# Stated task:
Find each line holding "anos" and copy it out.

# Records:
>>

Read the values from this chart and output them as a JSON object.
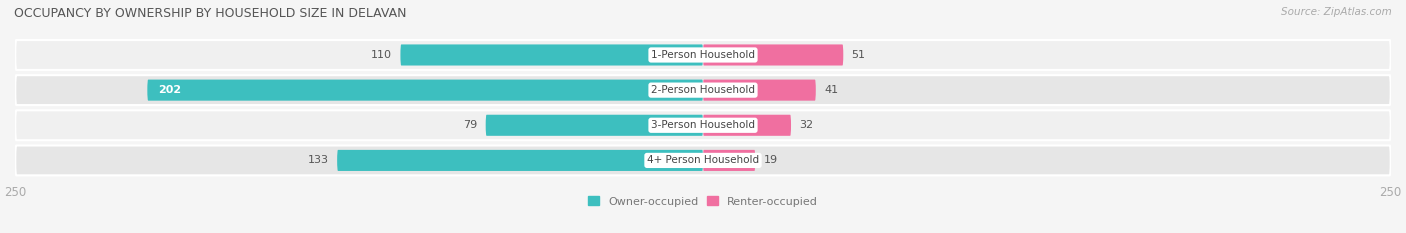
{
  "title": "OCCUPANCY BY OWNERSHIP BY HOUSEHOLD SIZE IN DELAVAN",
  "source": "Source: ZipAtlas.com",
  "categories": [
    "1-Person Household",
    "2-Person Household",
    "3-Person Household",
    "4+ Person Household"
  ],
  "owner_values": [
    110,
    202,
    79,
    133
  ],
  "renter_values": [
    51,
    41,
    32,
    19
  ],
  "owner_color": "#3dbfbf",
  "renter_color": "#f06fa0",
  "row_color_even": "#f0f0f0",
  "row_color_odd": "#e6e6e6",
  "axis_max": 250,
  "title_fontsize": 9.0,
  "source_fontsize": 7.5,
  "tick_fontsize": 8.5,
  "bar_label_fontsize": 8.0,
  "legend_fontsize": 8.0,
  "category_fontsize": 7.5,
  "bg_color": "#f5f5f5"
}
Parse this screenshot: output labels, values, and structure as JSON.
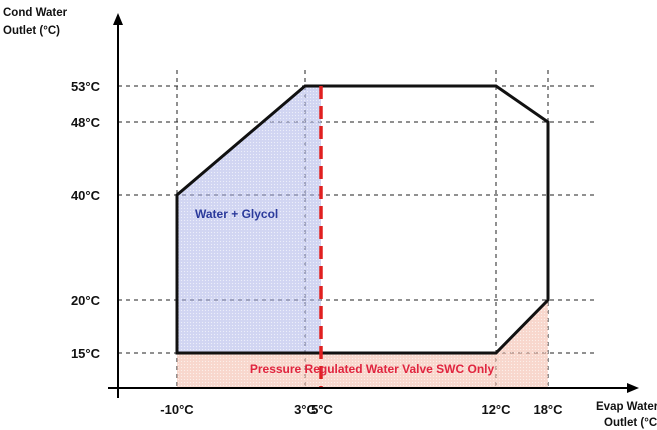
{
  "chart_data": {
    "type": "area",
    "title": "",
    "xlabel": [
      "Evap Water",
      "Outlet (°C)"
    ],
    "ylabel": [
      "Cond Water",
      "Outlet (°C)"
    ],
    "x_ticks": [
      {
        "value": -10,
        "label": "-10°C"
      },
      {
        "value": 3,
        "label": "3°C"
      },
      {
        "value": 5,
        "label": "5°C"
      },
      {
        "value": 12,
        "label": "12°C"
      },
      {
        "value": 18,
        "label": "18°C"
      }
    ],
    "y_ticks": [
      {
        "value": 15,
        "label": "15°C"
      },
      {
        "value": 20,
        "label": "20°C"
      },
      {
        "value": 40,
        "label": "40°C"
      },
      {
        "value": 48,
        "label": "48°C"
      },
      {
        "value": 53,
        "label": "53°C"
      }
    ],
    "grid": "dashed at tick values",
    "envelope": {
      "points": [
        [
          -10,
          15
        ],
        [
          -10,
          40
        ],
        [
          3,
          53
        ],
        [
          12,
          53
        ],
        [
          18,
          48
        ],
        [
          18,
          20
        ],
        [
          12,
          15
        ]
      ],
      "stroke": "#111111"
    },
    "regions": [
      {
        "label": "Water + Glycol",
        "label_color": "#2b3a9b",
        "fill": "#aab3e6",
        "points": [
          [
            -10,
            15
          ],
          [
            -10,
            40
          ],
          [
            3,
            53
          ],
          [
            5,
            53
          ],
          [
            5,
            15
          ]
        ]
      },
      {
        "label": "Pressure Regulated Water Valve SWC Only",
        "label_color": "#e0253f",
        "fill": "#f2b5a4",
        "points": [
          [
            -10,
            12.4
          ],
          [
            -10,
            15
          ],
          [
            12,
            15
          ],
          [
            18,
            20
          ],
          [
            18,
            12.4
          ]
        ]
      }
    ],
    "marker_line": {
      "x": 5,
      "color": "#e02020",
      "style": "dashed"
    }
  }
}
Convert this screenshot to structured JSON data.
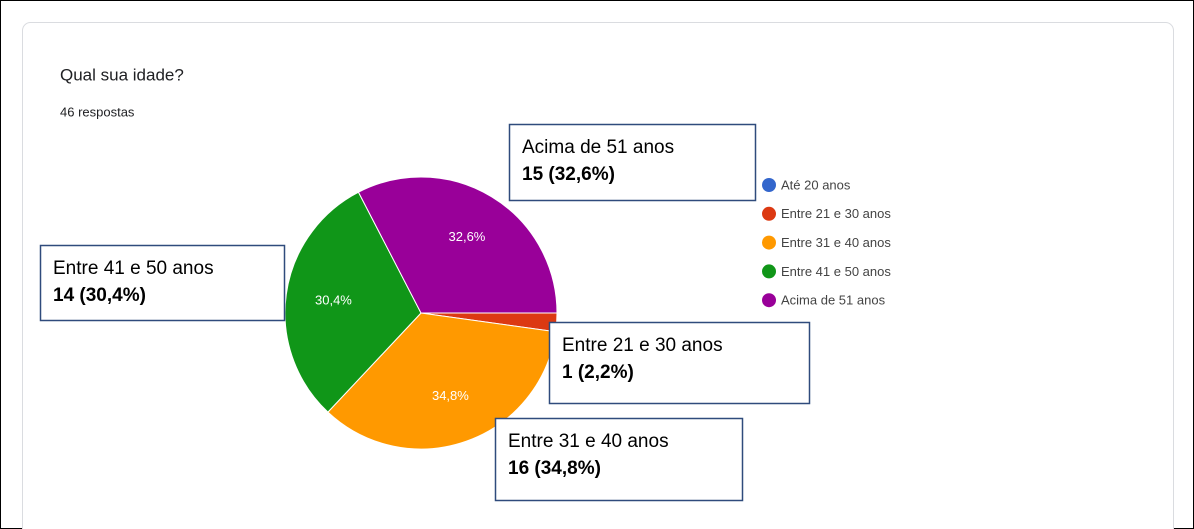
{
  "chart_data": {
    "type": "pie",
    "title": "Qual sua idade?",
    "subtitle": "46 respostas",
    "categories": [
      "Até 20 anos",
      "Entre 21 e 30 anos",
      "Entre 31 e 40 anos",
      "Entre 41 e 50 anos",
      "Acima de 51 anos"
    ],
    "values": [
      0,
      2.2,
      34.8,
      30.4,
      32.6
    ],
    "value_labels": [
      null,
      null,
      "34,8%",
      "30,4%",
      "32,6%"
    ],
    "callout_labels": [
      null,
      "1 (2,2%)",
      "16 (34,8%)",
      "14 (30,4%)",
      "15 (32,6%)"
    ],
    "colors": [
      "#3366cc",
      "#dc3912",
      "#ff9900",
      "#109618",
      "#990099"
    ],
    "legend": "right"
  }
}
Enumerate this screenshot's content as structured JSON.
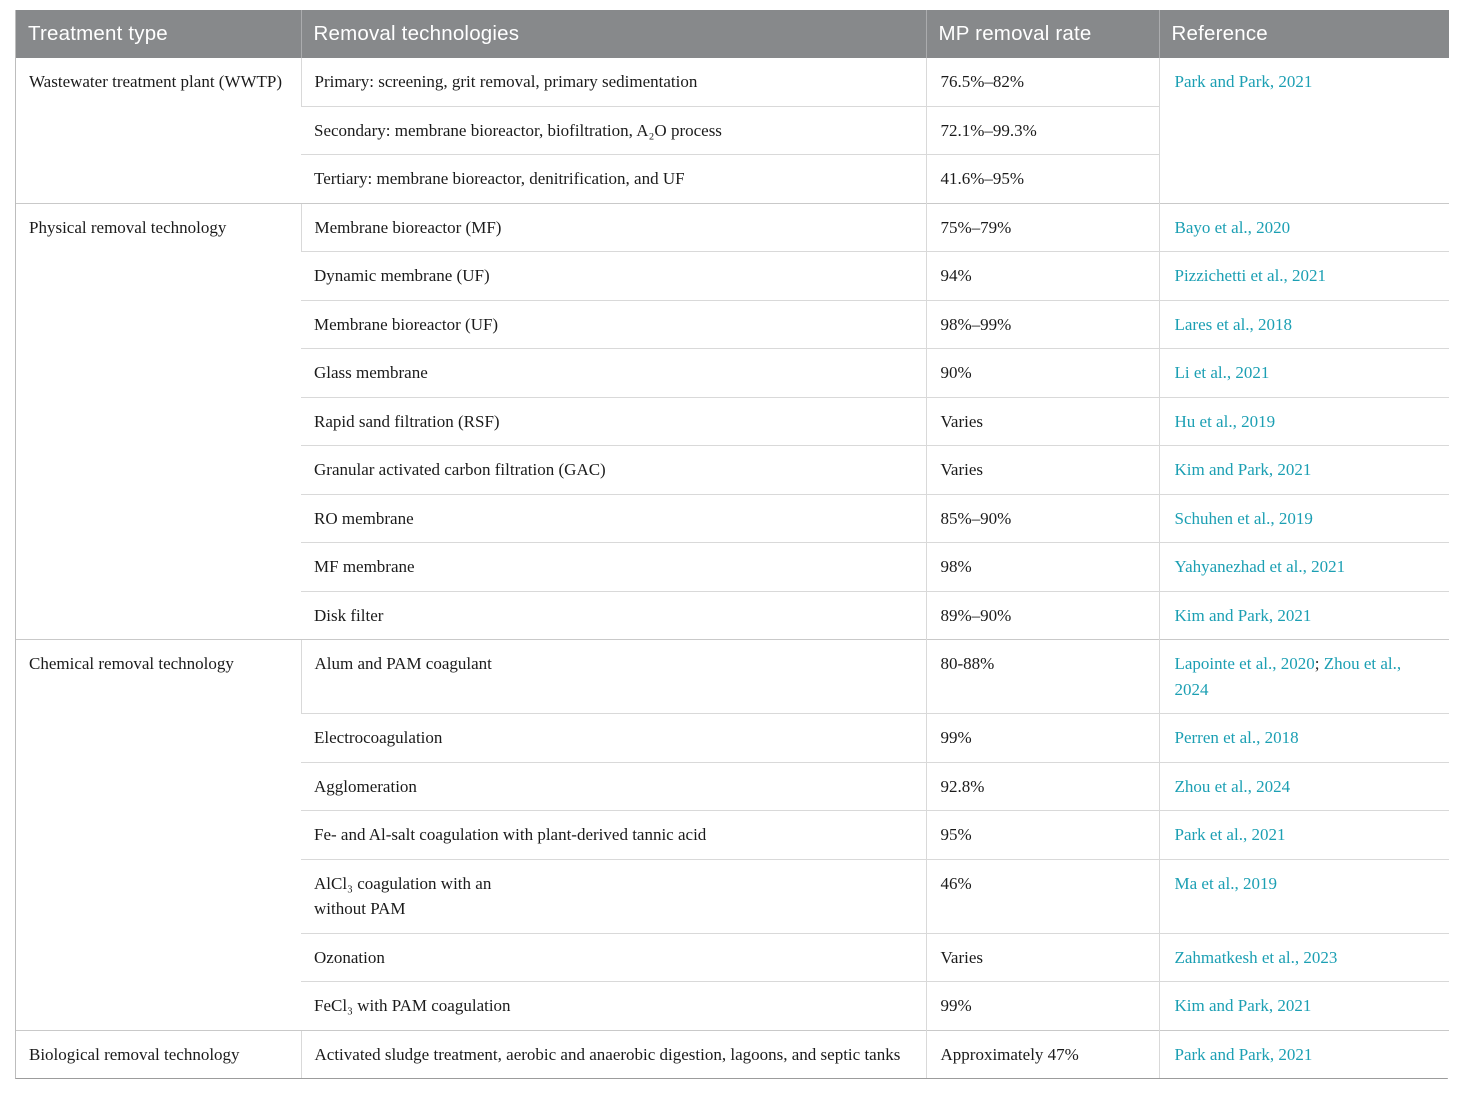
{
  "colors": {
    "header_bg": "#87898b",
    "header_text": "#ffffff",
    "body_text": "#1b1b1b",
    "link": "#1b9fb3",
    "grid_line": "#d9d9d9",
    "group_line": "#c9c9c9",
    "outer_border": "#bdbdbd",
    "bottom_border": "#9c9c9c"
  },
  "table": {
    "columns": [
      "Treatment type",
      "Removal technologies",
      "MP removal rate",
      "Reference"
    ],
    "reference_separator": "; ",
    "groups": [
      {
        "treatment_type": "Wastewater treatment plant (WWTP)",
        "merged_references": [
          "Park and Park, 2021"
        ],
        "rows": [
          {
            "technology": "Primary: screening, grit removal, primary sedimentation",
            "rate": "76.5%–82%"
          },
          {
            "technology": "Secondary: membrane bioreactor, biofiltration, A₂O process",
            "rate": "72.1%–99.3%"
          },
          {
            "technology": "Tertiary: membrane bioreactor, denitrification, and UF",
            "rate": "41.6%–95%"
          }
        ]
      },
      {
        "treatment_type": "Physical removal technology",
        "rows": [
          {
            "technology": "Membrane bioreactor (MF)",
            "rate": "75%–79%",
            "references": [
              "Bayo et al., 2020"
            ]
          },
          {
            "technology": "Dynamic membrane (UF)",
            "rate": "94%",
            "references": [
              "Pizzichetti et al., 2021"
            ]
          },
          {
            "technology": "Membrane bioreactor (UF)",
            "rate": "98%–99%",
            "references": [
              "Lares et al., 2018"
            ]
          },
          {
            "technology": "Glass membrane",
            "rate": "90%",
            "references": [
              "Li et al., 2021"
            ]
          },
          {
            "technology": "Rapid sand filtration (RSF)",
            "rate": "Varies",
            "references": [
              "Hu et al., 2019"
            ]
          },
          {
            "technology": "Granular activated carbon filtration (GAC)",
            "rate": "Varies",
            "references": [
              "Kim and Park, 2021"
            ]
          },
          {
            "technology": "RO membrane",
            "rate": "85%–90%",
            "references": [
              "Schuhen et al., 2019"
            ]
          },
          {
            "technology": "MF membrane",
            "rate": "98%",
            "references": [
              "Yahyanezhad et al., 2021"
            ]
          },
          {
            "technology": "Disk filter",
            "rate": "89%–90%",
            "references": [
              "Kim and Park, 2021"
            ]
          }
        ]
      },
      {
        "treatment_type": "Chemical removal technology",
        "rows": [
          {
            "technology": "Alum and PAM coagulant",
            "rate": "80-88%",
            "references": [
              "Lapointe et al., 2020",
              "Zhou et al., 2024"
            ]
          },
          {
            "technology": "Electrocoagulation",
            "rate": "99%",
            "references": [
              "Perren et al., 2018"
            ]
          },
          {
            "technology": "Agglomeration",
            "rate": "92.8%",
            "references": [
              "Zhou et al., 2024"
            ]
          },
          {
            "technology": "Fe- and Al-salt coagulation with plant-derived tannic acid",
            "rate": "95%",
            "references": [
              "Park et al., 2021"
            ]
          },
          {
            "technology": "AlCl₃ coagulation with an\nwithout PAM",
            "rate": "46%",
            "references": [
              "Ma et al., 2019"
            ]
          },
          {
            "technology": "Ozonation",
            "rate": "Varies",
            "references": [
              "Zahmatkesh et al., 2023"
            ]
          },
          {
            "technology": "FeCl₃ with PAM coagulation",
            "rate": "99%",
            "references": [
              "Kim and Park, 2021"
            ]
          }
        ]
      },
      {
        "treatment_type": "Biological removal technology",
        "rows": [
          {
            "technology": "Activated sludge treatment, aerobic and anaerobic digestion, lagoons, and septic tanks",
            "rate": "Approximately 47%",
            "references": [
              "Park and Park, 2021"
            ]
          }
        ]
      }
    ]
  }
}
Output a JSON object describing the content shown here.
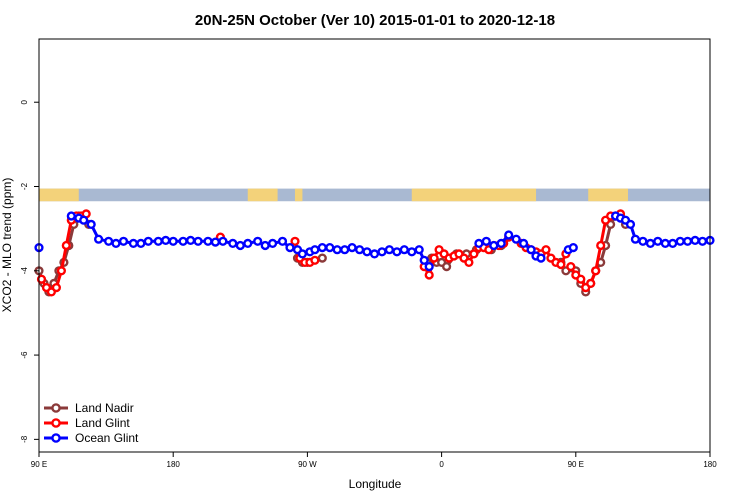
{
  "chart_data": {
    "type": "line",
    "title": "20N-25N October (Ver 10)   2015-01-01 to 2020-12-18",
    "xlabel": "Longitude",
    "ylabel": "XCO2 - MLO trend (ppm)",
    "xlim": [
      -90,
      180
    ],
    "ylim": [
      -8.3,
      1.5
    ],
    "x_ticks": [
      {
        "value": -90,
        "label": "90 E"
      },
      {
        "value": -36,
        "label": "180"
      },
      {
        "value": 18,
        "label": "90 W"
      },
      {
        "value": 72,
        "label": "0"
      },
      {
        "value": 126,
        "label": "90 E"
      },
      {
        "value": 180,
        "label": "180"
      }
    ],
    "y_ticks": [
      {
        "value": 0,
        "label": "0"
      },
      {
        "value": -2,
        "label": "-2"
      },
      {
        "value": -4,
        "label": "-4"
      },
      {
        "value": -6,
        "label": "-6"
      },
      {
        "value": -8,
        "label": "-8"
      }
    ],
    "map_strip": {
      "y_top": -2.05,
      "y_bottom": -2.35,
      "ocean_color": "#a9b9d2",
      "land_color": "#f3d27a"
    },
    "legend_position": "bottom-left",
    "series": [
      {
        "name": "Land Nadir",
        "color": "#8b3a3a",
        "segments": [
          [
            [
              -90,
              -4.0
            ],
            [
              -88,
              -4.3
            ],
            [
              -86,
              -4.5
            ],
            [
              -84,
              -4.3
            ],
            [
              -82,
              -4.0
            ],
            [
              -80,
              -3.8
            ],
            [
              -78,
              -3.4
            ],
            [
              -76,
              -2.9
            ],
            [
              -74,
              -2.7
            ],
            [
              -72,
              -2.7
            ],
            [
              -70,
              -2.9
            ]
          ],
          [
            [
              14,
              -3.7
            ],
            [
              16,
              -3.8
            ],
            [
              18,
              -3.8
            ],
            [
              24,
              -3.7
            ]
          ],
          [
            [
              68,
              -3.7
            ],
            [
              70,
              -3.8
            ],
            [
              72,
              -3.8
            ],
            [
              74,
              -3.9
            ],
            [
              78,
              -3.6
            ],
            [
              82,
              -3.6
            ],
            [
              86,
              -3.5
            ],
            [
              88,
              -3.4
            ],
            [
              92,
              -3.5
            ],
            [
              96,
              -3.4
            ]
          ],
          [
            [
              120,
              -3.8
            ],
            [
              122,
              -4.0
            ],
            [
              126,
              -4.0
            ],
            [
              128,
              -4.3
            ],
            [
              130,
              -4.5
            ],
            [
              132,
              -4.3
            ],
            [
              134,
              -4.0
            ],
            [
              136,
              -3.8
            ],
            [
              138,
              -3.4
            ],
            [
              140,
              -2.9
            ],
            [
              142,
              -2.7
            ],
            [
              144,
              -2.7
            ],
            [
              146,
              -2.9
            ]
          ]
        ]
      },
      {
        "name": "Land Glint",
        "color": "#ff0000",
        "segments": [
          [
            [
              -89,
              -4.2
            ],
            [
              -87,
              -4.4
            ],
            [
              -85,
              -4.5
            ],
            [
              -83,
              -4.4
            ],
            [
              -81,
              -4.0
            ],
            [
              -79,
              -3.4
            ],
            [
              -77,
              -2.8
            ],
            [
              -75,
              -2.7
            ],
            [
              -73,
              -2.7
            ],
            [
              -71,
              -2.65
            ]
          ],
          [
            [
              -17,
              -3.2
            ]
          ],
          [
            [
              13,
              -3.3
            ],
            [
              15,
              -3.7
            ],
            [
              17,
              -3.8
            ],
            [
              19,
              -3.8
            ],
            [
              21,
              -3.75
            ]
          ],
          [
            [
              65,
              -3.9
            ],
            [
              67,
              -4.1
            ],
            [
              69,
              -3.7
            ],
            [
              71,
              -3.5
            ],
            [
              73,
              -3.6
            ],
            [
              75,
              -3.7
            ],
            [
              77,
              -3.65
            ],
            [
              79,
              -3.6
            ],
            [
              81,
              -3.7
            ],
            [
              83,
              -3.8
            ],
            [
              85,
              -3.6
            ],
            [
              87,
              -3.45
            ],
            [
              89,
              -3.45
            ],
            [
              91,
              -3.5
            ],
            [
              93,
              -3.4
            ],
            [
              95,
              -3.4
            ],
            [
              97,
              -3.35
            ],
            [
              99,
              -3.2
            ]
          ],
          [
            [
              104,
              -3.35
            ],
            [
              106,
              -3.45
            ],
            [
              108,
              -3.5
            ],
            [
              110,
              -3.55
            ],
            [
              112,
              -3.6
            ],
            [
              114,
              -3.5
            ],
            [
              116,
              -3.7
            ],
            [
              118,
              -3.8
            ],
            [
              120,
              -3.85
            ],
            [
              122,
              -3.6
            ]
          ],
          [
            [
              124,
              -3.9
            ],
            [
              126,
              -4.1
            ],
            [
              128,
              -4.2
            ],
            [
              130,
              -4.4
            ],
            [
              132,
              -4.3
            ],
            [
              134,
              -4.0
            ],
            [
              136,
              -3.4
            ],
            [
              138,
              -2.8
            ],
            [
              140,
              -2.7
            ],
            [
              142,
              -2.7
            ],
            [
              144,
              -2.65
            ]
          ]
        ]
      },
      {
        "name": "Ocean Glint",
        "color": "#0000ff",
        "segments": [
          [
            [
              -90,
              -3.45
            ]
          ],
          [
            [
              -77,
              -2.7
            ],
            [
              -74,
              -2.75
            ],
            [
              -72,
              -2.8
            ],
            [
              -69,
              -2.9
            ],
            [
              -66,
              -3.25
            ],
            [
              -62,
              -3.3
            ],
            [
              -59,
              -3.35
            ],
            [
              -56,
              -3.3
            ],
            [
              -52,
              -3.35
            ],
            [
              -49,
              -3.35
            ],
            [
              -46,
              -3.3
            ],
            [
              -42,
              -3.3
            ],
            [
              -39,
              -3.28
            ],
            [
              -36,
              -3.3
            ],
            [
              -32,
              -3.3
            ],
            [
              -29,
              -3.28
            ],
            [
              -26,
              -3.3
            ],
            [
              -22,
              -3.3
            ],
            [
              -19,
              -3.32
            ],
            [
              -16,
              -3.3
            ],
            [
              -12,
              -3.35
            ],
            [
              -9,
              -3.4
            ],
            [
              -6,
              -3.35
            ],
            [
              -2,
              -3.3
            ],
            [
              1,
              -3.4
            ],
            [
              4,
              -3.35
            ],
            [
              8,
              -3.3
            ],
            [
              11,
              -3.45
            ],
            [
              14,
              -3.5
            ],
            [
              16,
              -3.6
            ],
            [
              19,
              -3.55
            ],
            [
              21,
              -3.5
            ],
            [
              24,
              -3.45
            ],
            [
              27,
              -3.45
            ],
            [
              30,
              -3.5
            ],
            [
              33,
              -3.5
            ],
            [
              36,
              -3.45
            ],
            [
              39,
              -3.5
            ],
            [
              42,
              -3.55
            ],
            [
              45,
              -3.6
            ],
            [
              48,
              -3.55
            ],
            [
              51,
              -3.5
            ],
            [
              54,
              -3.55
            ],
            [
              57,
              -3.5
            ],
            [
              60,
              -3.55
            ],
            [
              63,
              -3.5
            ],
            [
              65,
              -3.75
            ],
            [
              67,
              -3.9
            ]
          ],
          [
            [
              87,
              -3.35
            ],
            [
              90,
              -3.3
            ],
            [
              93,
              -3.4
            ],
            [
              96,
              -3.35
            ],
            [
              99,
              -3.15
            ],
            [
              102,
              -3.25
            ],
            [
              105,
              -3.35
            ],
            [
              108,
              -3.5
            ],
            [
              110,
              -3.65
            ],
            [
              112,
              -3.7
            ]
          ],
          [
            [
              123,
              -3.5
            ],
            [
              125,
              -3.45
            ]
          ],
          [
            [
              142,
              -2.7
            ],
            [
              144,
              -2.75
            ],
            [
              146,
              -2.8
            ],
            [
              148,
              -2.9
            ],
            [
              150,
              -3.25
            ],
            [
              153,
              -3.3
            ],
            [
              156,
              -3.35
            ],
            [
              159,
              -3.3
            ],
            [
              162,
              -3.35
            ],
            [
              165,
              -3.35
            ],
            [
              168,
              -3.3
            ],
            [
              171,
              -3.3
            ],
            [
              174,
              -3.28
            ],
            [
              177,
              -3.3
            ],
            [
              180,
              -3.28
            ]
          ]
        ]
      }
    ]
  }
}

<<

# Answer to this task:
      "Até 20 anos",
      "Entre 21 e 30 anos",
      "Entre 31 e 40 anos",
      "Entre 41 e 50 anos",
      "Acima de 51 anos"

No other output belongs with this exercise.